**TASK TO CARRY OUT:** Among the entries that follow, tally the lines with the string "year". Give no more than the number.

Stored dataset items
** START **

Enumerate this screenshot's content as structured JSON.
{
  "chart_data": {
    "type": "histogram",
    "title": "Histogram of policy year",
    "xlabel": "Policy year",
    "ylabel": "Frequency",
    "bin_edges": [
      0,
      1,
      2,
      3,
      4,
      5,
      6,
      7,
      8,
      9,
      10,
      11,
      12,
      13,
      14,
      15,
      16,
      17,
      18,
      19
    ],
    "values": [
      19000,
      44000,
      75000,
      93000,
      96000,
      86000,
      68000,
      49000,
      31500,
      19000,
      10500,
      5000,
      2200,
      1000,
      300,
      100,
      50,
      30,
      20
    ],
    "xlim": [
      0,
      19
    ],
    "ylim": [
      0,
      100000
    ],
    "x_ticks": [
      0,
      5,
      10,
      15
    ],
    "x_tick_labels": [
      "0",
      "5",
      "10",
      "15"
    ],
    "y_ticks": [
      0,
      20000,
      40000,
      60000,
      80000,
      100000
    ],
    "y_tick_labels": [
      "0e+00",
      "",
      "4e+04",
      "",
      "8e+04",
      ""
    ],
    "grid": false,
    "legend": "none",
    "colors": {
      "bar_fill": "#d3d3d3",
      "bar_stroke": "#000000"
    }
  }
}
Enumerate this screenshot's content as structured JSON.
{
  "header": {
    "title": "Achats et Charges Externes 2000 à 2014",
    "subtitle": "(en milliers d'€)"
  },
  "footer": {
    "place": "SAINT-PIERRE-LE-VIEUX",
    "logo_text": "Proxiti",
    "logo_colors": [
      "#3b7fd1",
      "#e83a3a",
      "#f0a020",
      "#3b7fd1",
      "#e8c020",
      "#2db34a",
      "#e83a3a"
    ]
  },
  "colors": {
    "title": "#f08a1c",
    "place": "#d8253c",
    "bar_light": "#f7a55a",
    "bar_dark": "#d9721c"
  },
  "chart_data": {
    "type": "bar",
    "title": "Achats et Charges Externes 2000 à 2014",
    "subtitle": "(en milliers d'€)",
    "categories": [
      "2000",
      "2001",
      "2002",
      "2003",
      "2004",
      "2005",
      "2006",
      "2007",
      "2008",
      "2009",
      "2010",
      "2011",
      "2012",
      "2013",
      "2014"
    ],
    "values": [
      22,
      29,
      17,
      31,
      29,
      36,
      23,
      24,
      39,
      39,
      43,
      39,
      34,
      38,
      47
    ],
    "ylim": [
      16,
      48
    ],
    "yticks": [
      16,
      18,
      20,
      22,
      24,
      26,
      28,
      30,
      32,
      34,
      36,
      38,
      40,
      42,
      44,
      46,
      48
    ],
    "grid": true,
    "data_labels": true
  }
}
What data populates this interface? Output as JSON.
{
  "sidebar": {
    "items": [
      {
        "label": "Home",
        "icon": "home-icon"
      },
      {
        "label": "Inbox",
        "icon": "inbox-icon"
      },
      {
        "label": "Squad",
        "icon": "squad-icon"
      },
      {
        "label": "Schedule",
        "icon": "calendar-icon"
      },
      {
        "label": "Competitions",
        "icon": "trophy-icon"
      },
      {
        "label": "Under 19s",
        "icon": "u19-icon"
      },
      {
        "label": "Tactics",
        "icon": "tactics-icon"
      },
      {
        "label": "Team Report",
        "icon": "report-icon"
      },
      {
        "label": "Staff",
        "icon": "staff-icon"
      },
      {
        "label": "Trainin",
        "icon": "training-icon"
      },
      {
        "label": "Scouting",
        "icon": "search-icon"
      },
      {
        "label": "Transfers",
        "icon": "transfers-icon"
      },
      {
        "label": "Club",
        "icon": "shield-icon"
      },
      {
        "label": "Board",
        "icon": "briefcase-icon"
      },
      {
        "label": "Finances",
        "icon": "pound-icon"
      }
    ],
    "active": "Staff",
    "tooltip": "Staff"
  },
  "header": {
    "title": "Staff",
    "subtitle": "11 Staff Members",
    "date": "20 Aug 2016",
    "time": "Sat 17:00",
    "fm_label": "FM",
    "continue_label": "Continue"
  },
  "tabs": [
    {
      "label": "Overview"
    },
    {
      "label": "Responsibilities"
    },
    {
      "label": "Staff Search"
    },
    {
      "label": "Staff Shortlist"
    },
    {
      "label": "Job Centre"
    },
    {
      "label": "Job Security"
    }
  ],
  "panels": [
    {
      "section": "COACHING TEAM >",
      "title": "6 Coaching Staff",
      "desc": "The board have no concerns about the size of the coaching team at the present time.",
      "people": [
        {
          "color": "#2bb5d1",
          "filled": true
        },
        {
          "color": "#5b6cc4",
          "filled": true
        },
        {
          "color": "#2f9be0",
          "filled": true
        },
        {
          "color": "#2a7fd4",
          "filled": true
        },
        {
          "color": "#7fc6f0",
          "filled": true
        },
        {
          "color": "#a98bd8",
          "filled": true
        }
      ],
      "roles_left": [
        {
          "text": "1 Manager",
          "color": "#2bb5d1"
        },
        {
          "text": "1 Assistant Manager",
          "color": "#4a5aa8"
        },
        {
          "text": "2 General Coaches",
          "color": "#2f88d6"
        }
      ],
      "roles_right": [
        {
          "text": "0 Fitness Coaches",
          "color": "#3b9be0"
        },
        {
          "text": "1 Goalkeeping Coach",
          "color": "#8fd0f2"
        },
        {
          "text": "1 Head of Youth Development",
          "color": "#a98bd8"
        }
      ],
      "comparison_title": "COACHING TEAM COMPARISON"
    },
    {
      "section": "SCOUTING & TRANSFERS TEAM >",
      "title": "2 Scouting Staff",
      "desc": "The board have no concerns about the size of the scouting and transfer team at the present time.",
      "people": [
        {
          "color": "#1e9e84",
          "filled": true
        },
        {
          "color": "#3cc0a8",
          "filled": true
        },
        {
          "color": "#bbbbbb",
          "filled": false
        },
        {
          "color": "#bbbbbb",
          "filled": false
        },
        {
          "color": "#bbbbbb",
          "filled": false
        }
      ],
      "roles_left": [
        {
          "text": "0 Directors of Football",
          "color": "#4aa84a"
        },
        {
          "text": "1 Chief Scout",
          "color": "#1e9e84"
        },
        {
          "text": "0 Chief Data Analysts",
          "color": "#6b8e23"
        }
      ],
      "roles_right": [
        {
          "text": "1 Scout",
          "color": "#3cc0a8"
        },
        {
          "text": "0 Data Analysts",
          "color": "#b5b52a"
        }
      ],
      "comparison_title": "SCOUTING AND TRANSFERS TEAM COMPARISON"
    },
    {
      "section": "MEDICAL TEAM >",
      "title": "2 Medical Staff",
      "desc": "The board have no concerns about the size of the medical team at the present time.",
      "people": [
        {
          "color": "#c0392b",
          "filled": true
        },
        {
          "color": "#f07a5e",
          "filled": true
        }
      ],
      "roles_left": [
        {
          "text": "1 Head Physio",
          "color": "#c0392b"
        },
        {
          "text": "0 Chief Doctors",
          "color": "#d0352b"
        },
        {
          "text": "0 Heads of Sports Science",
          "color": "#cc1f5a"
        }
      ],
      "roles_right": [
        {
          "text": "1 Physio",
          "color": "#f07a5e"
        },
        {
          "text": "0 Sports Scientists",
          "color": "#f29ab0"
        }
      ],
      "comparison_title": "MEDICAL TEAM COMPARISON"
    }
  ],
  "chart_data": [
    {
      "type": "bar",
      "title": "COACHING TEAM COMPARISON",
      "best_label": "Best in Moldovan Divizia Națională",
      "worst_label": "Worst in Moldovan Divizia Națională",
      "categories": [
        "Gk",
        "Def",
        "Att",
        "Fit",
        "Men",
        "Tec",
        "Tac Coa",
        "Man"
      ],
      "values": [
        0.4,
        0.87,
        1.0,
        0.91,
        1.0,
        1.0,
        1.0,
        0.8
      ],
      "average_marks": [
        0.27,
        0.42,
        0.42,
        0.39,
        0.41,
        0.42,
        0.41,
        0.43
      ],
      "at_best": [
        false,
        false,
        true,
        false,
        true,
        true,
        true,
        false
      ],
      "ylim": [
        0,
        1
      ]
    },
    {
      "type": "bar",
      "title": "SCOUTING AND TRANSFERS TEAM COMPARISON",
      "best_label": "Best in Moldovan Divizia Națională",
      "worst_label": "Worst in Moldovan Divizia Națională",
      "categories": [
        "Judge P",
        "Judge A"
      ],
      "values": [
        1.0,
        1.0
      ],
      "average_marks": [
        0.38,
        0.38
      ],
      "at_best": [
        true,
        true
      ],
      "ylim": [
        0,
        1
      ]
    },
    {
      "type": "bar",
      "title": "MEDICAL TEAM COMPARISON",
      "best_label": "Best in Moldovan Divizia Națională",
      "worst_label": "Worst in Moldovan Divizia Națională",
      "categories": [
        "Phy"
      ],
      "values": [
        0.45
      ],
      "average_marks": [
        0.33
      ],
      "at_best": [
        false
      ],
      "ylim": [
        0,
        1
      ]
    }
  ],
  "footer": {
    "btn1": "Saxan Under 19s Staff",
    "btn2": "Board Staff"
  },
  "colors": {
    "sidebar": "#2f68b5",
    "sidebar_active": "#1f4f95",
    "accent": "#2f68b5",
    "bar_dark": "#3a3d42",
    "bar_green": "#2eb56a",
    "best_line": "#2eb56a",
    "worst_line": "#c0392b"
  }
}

** END **

**SOLUTION FOR THIS PROBLEM:** 2